-- start Excerpted data --

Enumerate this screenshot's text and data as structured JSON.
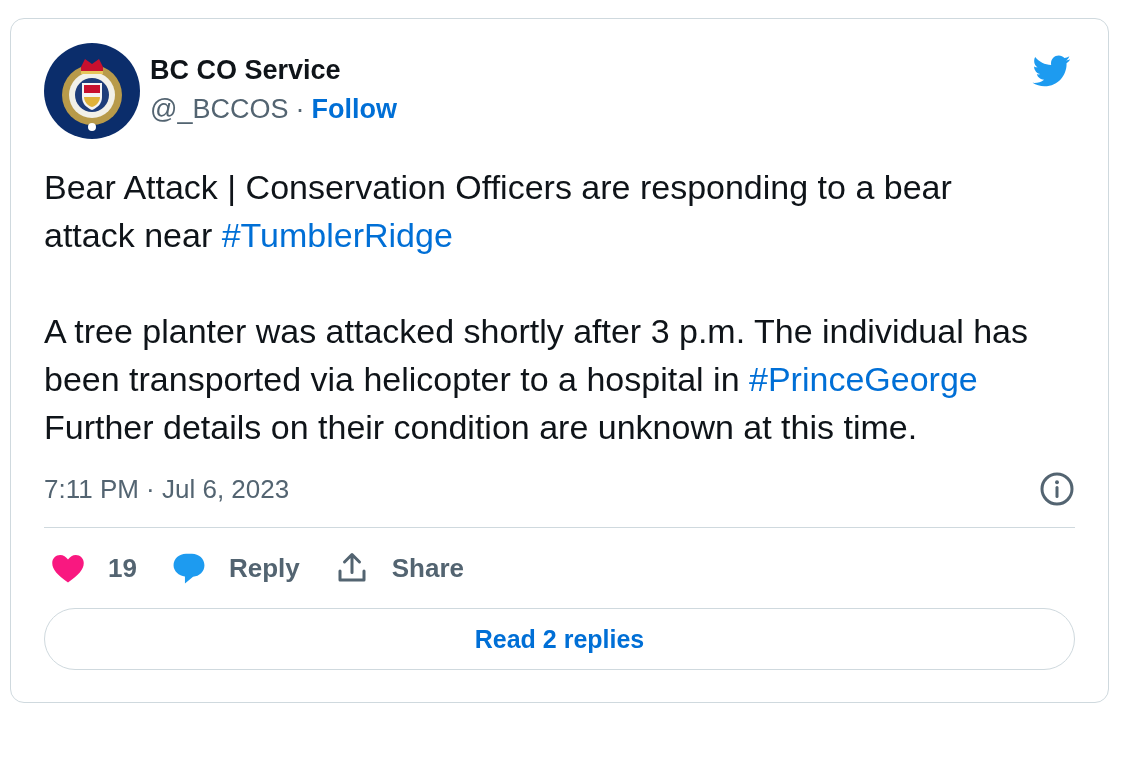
{
  "author": {
    "name": "BC CO Service",
    "handle": "@_BCCOS",
    "separator": "·",
    "follow": "Follow"
  },
  "paragraphs": [
    [
      {
        "kind": "text",
        "text": "Bear Attack | Conservation Officers are responding to a bear attack near "
      },
      {
        "kind": "hashtag",
        "text": "#TumblerRidge"
      }
    ],
    [
      {
        "kind": "text",
        "text": "A tree planter was attacked shortly after 3 p.m. The individual has been transported via helicopter to a hospital in "
      },
      {
        "kind": "hashtag",
        "text": "#PrinceGeorge"
      },
      {
        "kind": "text",
        "text": " Further details on their condition are unknown at this time."
      }
    ]
  ],
  "timestamp": "7:11 PM · Jul 6, 2023",
  "actions": [
    {
      "kind": "like",
      "label": "19"
    },
    {
      "kind": "reply",
      "label": "Reply"
    },
    {
      "kind": "share",
      "label": "Share"
    }
  ],
  "read_replies": "Read 2 replies"
}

-- end Excerpted data --

Exercise brief »
Copy the records above exactly, leaving out every picture.

Task response »
Enumerate this screenshot's text and data as structured JSON.
{
  "author": {
    "name": "BC CO Service",
    "handle": "@_BCCOS",
    "separator": "·",
    "follow": "Follow"
  },
  "paragraphs": [
    [
      {
        "kind": "text",
        "text": "Bear Attack | Conservation Officers are responding to a bear attack near "
      },
      {
        "kind": "hashtag",
        "text": "#TumblerRidge"
      }
    ],
    [
      {
        "kind": "text",
        "text": "A tree planter was attacked shortly after 3 p.m. The individual has been transported via helicopter to a hospital in "
      },
      {
        "kind": "hashtag",
        "text": "#PrinceGeorge"
      },
      {
        "kind": "text",
        "text": " Further details on their condition are unknown at this time."
      }
    ]
  ],
  "timestamp": "7:11 PM · Jul 6, 2023",
  "actions": [
    {
      "kind": "like",
      "label": "19"
    },
    {
      "kind": "reply",
      "label": "Reply"
    },
    {
      "kind": "share",
      "label": "Share"
    }
  ],
  "read_replies": "Read 2 replies"
}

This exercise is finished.